### DATA RECORDS
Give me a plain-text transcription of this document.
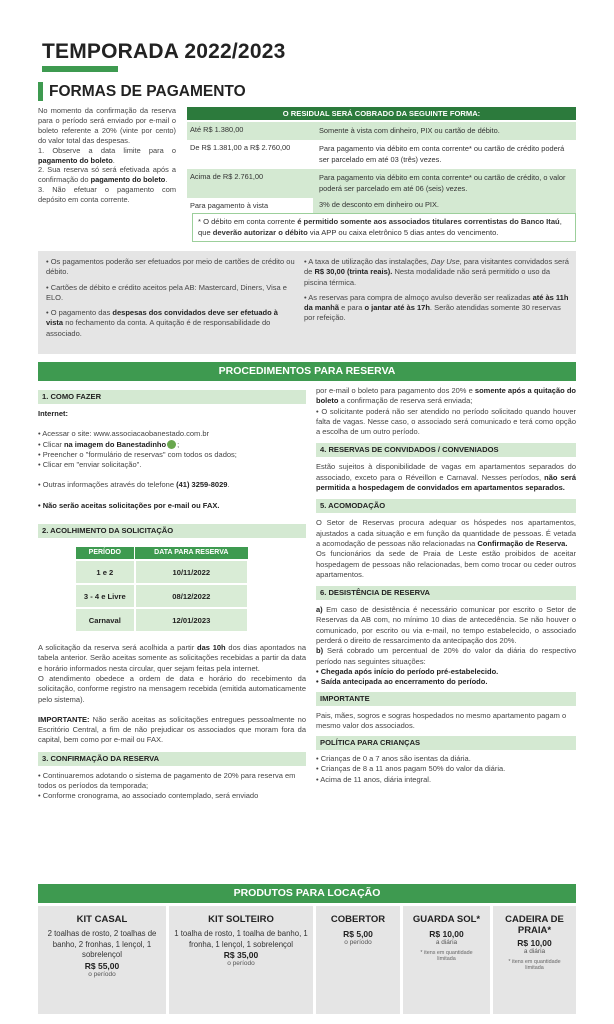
TEMPORADA 2022/2023
FORMAS DE PAGAMENTO

No momento da confirmação da reserva para o período será enviado por e-mail o boleto referente a 20% (vinte por cento) do valor total das despesas.

1. Observe a data limite para o pagamento do boleto.

2. Sua reserva só será efetivada após a confirmação do pagamento do boleto.

3. Não efetuar o pagamento com depósito em conta corrente.

O RESIDUAL SERÁ COBRADO DA SEGUINTE FORMA:
Até R$ 1.380,00	Somente à vista com dinheiro, PIX ou cartão de débito.
De R$ 1.381,00 a R$ 2.760,00	Para pagamento via débito em conta corrente* ou cartão de crédito poderá ser parcelado em até 03 (três) vezes.
Acima de R$ 2.761,00	Para pagamento via débito em conta corrente* ou cartão de crédito, o valor poderá ser parcelado em até 06 (seis) vezes.
Para pagamento à vista	3% de desconto em dinheiro ou PIX.
* O débito em conta corrente é permitido somente aos associados titulares correntistas do Banco Itaú, que deverão autorizar o débito via APP ou caixa eletrônico 5 dias antes do vencimento.

• Os pagamentos poderão ser efetuados por meio de cartões de crédito ou débito.

• Cartões de débito e crédito aceitos pela AB: Mastercard, Diners, Visa e ELO.

• O pagamento das despesas dos convidados deve ser efetuado à vista no fechamento da conta. A quitação é de responsabilidade do associado.

• A taxa de utilização das instalações, Day Use, para visitantes convidados será de R$ 30,00 (trinta reais). Nesta modalidade não será permitido o uso da piscina térmica.

• As reservas para compra de almoço avulso deverão ser realizadas até às 11h da manhã e para o jantar até às 17h. Serão atendidas somente 30 reservas por refeição.

PROCEDIMENTOS PARA RESERVA
1. COMO FAZER

Internet:

• Acessar o site: www.associacaobanestado.com.br

• Clicar na imagem do Banestadinho ;

• Preencher o "formulário de reservas" com todos os dados;

• Clicar em "enviar solicitação".

• Outras informações através do telefone (41) 3259-8029.

• Não serão aceitas solicitações por e-mail ou FAX.

2. ACOLHIMENTO DA SOLICITAÇÃO
PERÍODO	DATA PARA RESERVA
1 e 2	10/11/2022
3 - 4 e Livre	08/12/2022
Carnaval	12/01/2023

A solicitação da reserva será acolhida a partir das 10h dos dias apontados na tabela anterior. Serão aceitas somente as solicitações recebidas a partir da data e horário informados nesta circular, quer sejam feitas pela internet.

O atendimento obedece a ordem de data e horário do recebimento da solicitação, conforme registro na mensagem recebida (emitida automaticamente pelo sistema).

IMPORTANTE: Não serão aceitas as solicitações entregues pessoalmente no Escritório Central, a fim de não prejudicar os associados que moram fora da capital, bem como por e-mail ou FAX.

3. CONFIRMAÇÃO DA RESERVA

• Continuaremos adotando o sistema de pagamento de 20% para reserva em todos os períodos da temporada;

• Conforme cronograma, ao associado contemplado, será enviado

por e-mail o boleto para pagamento dos 20% e somente após a quitação do boleto a confirmação de reserva será enviada;

• O solicitante poderá não ser atendido no período solicitado quando houver falta de vagas. Nesse caso, o associado será comunicado e terá como opção a escolha de um outro período.

4. RESERVAS DE CONVIDADOS / CONVENIADOS
Estão sujeitos à disponibilidade de vagas em apartamentos separados do associado, exceto para o Réveillon e Carnaval. Nesses períodos, não será permitida a hospedagem de convidados em apartamentos separados.
5. ACOMODAÇÃO

O Setor de Reservas procura adequar os hóspedes nos apartamentos, ajustados a cada situação e em função da quantidade de pessoas. É vetada a acomodação de pessoas não relacionadas na Confirmação de Reserva.

Os funcionários da sede de Praia de Leste estão proibidos de aceitar hospedagem de pessoas não relacionadas, bem como trocar ou ceder outros apartamentos.

6. DESISTÊNCIA DE RESERVA

a) Em caso de desistência é necessário comunicar por escrito o Setor de Reservas da AB com, no mínimo 10 dias de antecedência. Se não houver o comunicado, por escrito ou via e-mail, no tempo estabelecido, o associado perderá o direito de ressarcimento da antecipação dos 20%.

b) Será cobrado um percentual de 20% do valor da diária do respectivo período nas seguintes situações:

• Chegada após início do período pré-estabelecido.

• Saída antecipada ao encerramento do período.

IMPORTANTE
Pais, mães, sogros e sogras hospedados no mesmo apartamento pagam o mesmo valor dos associados.
POLÍTICA PARA CRIANÇAS

• Crianças de 0 a 7 anos são isentas da diária.

• Crianças de 8 a 11 anos pagam 50% do valor da diária.

• Acima de 11 anos, diária integral.

PRODUTOS PARA LOCAÇÃO
KIT CASAL
2 toalhas de rosto, 2 toalhas de banho, 2 fronhas, 1 lençol, 1 sobrelençol
R$ 55,00
o período
KIT SOLTEIRO
1 toalha de rosto, 1 toalha de banho, 1 fronha, 1 lençol, 1 sobrelençol
R$ 35,00
o período
COBERTOR
R$ 5,00
o período
GUARDA SOL*
R$ 10,00
a diária
* itens em quantidade limitada
CADEIRA DE PRAIA*
R$ 10,00
a diária
* itens em quantidade limitada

### TO BE DONE
Extract every line above that contains the word "comunicado".

### SOLUTION
• O solicitante poderá não ser atendido no período solicitado quando houver falta de vagas. Nesse caso, o associado será comunicado e terá como opção a escolha de um outro período.
a) Em caso de desistência é necessário comunicar por escrito o Setor de Reservas da AB com, no mínimo 10 dias de antecedência. Se não houver o comunicado, por escrito ou via e-mail, no tempo estabelecido, o associado perderá o direito de ressarcimento da antecipação dos 20%.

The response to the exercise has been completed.